- [SHORT PROBLEM] Every entry needs to be printed exactly, please.

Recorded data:
━━━━
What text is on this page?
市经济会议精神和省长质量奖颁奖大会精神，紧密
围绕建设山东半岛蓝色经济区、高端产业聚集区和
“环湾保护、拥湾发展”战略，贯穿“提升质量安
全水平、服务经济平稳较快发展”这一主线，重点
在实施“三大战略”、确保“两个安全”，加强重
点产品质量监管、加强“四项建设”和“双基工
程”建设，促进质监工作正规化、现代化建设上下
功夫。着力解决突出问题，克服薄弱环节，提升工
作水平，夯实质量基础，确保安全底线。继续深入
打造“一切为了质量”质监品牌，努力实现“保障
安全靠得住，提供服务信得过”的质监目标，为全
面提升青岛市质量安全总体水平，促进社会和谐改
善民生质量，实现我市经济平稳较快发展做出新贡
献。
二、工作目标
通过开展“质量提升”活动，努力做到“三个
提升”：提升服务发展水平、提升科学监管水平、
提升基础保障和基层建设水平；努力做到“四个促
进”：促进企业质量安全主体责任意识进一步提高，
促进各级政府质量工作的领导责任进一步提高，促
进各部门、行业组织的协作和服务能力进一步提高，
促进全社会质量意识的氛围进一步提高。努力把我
━━━━
- [RESULT]
What text is on this page?
市经济会议精神和省长质量奖颁奖大会精神，紧密
围绕建设山东半岛蓝色经济区、高端产业聚集区和
“环湾保护、拥湾发展”战略，贯穿“提升质量安
全水平、服务经济平稳较快发展”这一主线，重点
在实施“三大战略”、确保“两个安全”，加强重
点产品质量监管、加强“四项建设”和“双基工
程”建设，促进质监工作正规化、现代化建设上下
功夫。着力解决突出问题，克服薄弱环节，提升工
作水平，夯实质量基础，确保安全底线。继续深入
打造“一切为了质量”质监品牌，努力实现“保障
安全靠得住，提供服务信得过”的质监目标，为全
面提升青岛市质量安全总体水平，促进社会和谐改
善民生质量，实现我市经济平稳较快发展做出新贡
献。
二、工作目标
通过开展“质量提升”活动，努力做到“三个
提升”：提升服务发展水平、提升科学监管水平、
提升基础保障和基层建设水平；努力做到“四个促
进”：促进企业质量安全主体责任意识进一步提高，
促进各级政府质量工作的领导责任进一步提高，促
进各部门、行业组织的协作和服务能力进一步提高，
促进全社会质量意识的氛围进一步提高。努力把我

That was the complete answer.